Directive: Answer with nothing but the number of lines that include the word "Product".
%%
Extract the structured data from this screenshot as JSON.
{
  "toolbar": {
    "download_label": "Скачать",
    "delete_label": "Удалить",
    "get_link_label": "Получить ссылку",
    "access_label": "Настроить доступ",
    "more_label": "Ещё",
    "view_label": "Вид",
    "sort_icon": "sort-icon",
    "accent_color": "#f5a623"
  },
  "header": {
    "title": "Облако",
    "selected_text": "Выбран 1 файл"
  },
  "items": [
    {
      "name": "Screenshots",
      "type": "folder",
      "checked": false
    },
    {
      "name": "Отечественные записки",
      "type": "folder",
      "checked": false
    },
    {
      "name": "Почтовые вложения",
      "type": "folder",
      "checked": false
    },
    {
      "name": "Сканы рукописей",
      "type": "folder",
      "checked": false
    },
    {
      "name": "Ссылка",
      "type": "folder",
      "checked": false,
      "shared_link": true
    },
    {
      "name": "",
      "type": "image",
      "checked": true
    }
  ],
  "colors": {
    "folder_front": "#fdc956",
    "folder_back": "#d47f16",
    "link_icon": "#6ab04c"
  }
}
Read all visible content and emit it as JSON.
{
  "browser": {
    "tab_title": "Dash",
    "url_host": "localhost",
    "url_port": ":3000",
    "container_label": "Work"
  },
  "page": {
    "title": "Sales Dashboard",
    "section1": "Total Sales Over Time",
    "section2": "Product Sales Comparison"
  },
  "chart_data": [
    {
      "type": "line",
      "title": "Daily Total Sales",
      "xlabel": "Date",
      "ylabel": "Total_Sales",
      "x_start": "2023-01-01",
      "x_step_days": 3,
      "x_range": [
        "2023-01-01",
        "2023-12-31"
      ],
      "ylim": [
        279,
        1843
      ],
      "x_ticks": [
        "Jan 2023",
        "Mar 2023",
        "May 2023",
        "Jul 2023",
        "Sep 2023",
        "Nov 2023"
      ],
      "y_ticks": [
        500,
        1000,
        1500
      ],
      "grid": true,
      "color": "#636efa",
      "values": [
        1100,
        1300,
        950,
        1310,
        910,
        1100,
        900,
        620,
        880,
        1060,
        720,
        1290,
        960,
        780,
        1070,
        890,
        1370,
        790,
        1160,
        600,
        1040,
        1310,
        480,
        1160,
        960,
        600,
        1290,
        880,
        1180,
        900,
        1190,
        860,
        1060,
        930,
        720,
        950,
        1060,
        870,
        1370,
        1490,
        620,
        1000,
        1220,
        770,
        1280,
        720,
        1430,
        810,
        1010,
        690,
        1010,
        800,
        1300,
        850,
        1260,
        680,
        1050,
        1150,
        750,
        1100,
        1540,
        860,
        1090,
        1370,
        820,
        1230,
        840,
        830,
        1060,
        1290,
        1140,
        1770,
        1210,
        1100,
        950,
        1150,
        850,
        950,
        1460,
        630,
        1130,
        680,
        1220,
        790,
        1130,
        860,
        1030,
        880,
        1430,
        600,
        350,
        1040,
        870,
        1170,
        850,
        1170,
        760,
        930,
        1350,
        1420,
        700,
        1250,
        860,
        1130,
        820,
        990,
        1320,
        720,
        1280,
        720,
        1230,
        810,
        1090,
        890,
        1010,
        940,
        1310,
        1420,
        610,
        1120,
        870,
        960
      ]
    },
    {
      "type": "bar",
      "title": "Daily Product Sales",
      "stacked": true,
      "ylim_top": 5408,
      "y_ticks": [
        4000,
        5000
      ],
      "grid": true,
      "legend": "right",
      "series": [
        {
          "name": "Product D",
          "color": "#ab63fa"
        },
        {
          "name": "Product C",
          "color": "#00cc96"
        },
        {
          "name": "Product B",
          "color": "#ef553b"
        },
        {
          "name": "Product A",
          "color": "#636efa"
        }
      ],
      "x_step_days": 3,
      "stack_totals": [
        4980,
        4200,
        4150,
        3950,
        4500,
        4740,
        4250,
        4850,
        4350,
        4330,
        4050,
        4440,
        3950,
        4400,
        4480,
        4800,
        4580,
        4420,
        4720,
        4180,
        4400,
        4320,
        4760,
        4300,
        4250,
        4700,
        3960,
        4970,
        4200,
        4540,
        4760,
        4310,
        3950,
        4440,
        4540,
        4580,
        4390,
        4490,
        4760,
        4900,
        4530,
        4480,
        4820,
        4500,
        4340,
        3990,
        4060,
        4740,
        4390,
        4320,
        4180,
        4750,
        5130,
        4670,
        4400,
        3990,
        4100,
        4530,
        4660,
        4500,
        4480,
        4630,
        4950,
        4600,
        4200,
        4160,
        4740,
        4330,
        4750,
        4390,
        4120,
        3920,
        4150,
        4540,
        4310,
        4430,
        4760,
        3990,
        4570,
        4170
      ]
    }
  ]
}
%%
Answer to this problem: 6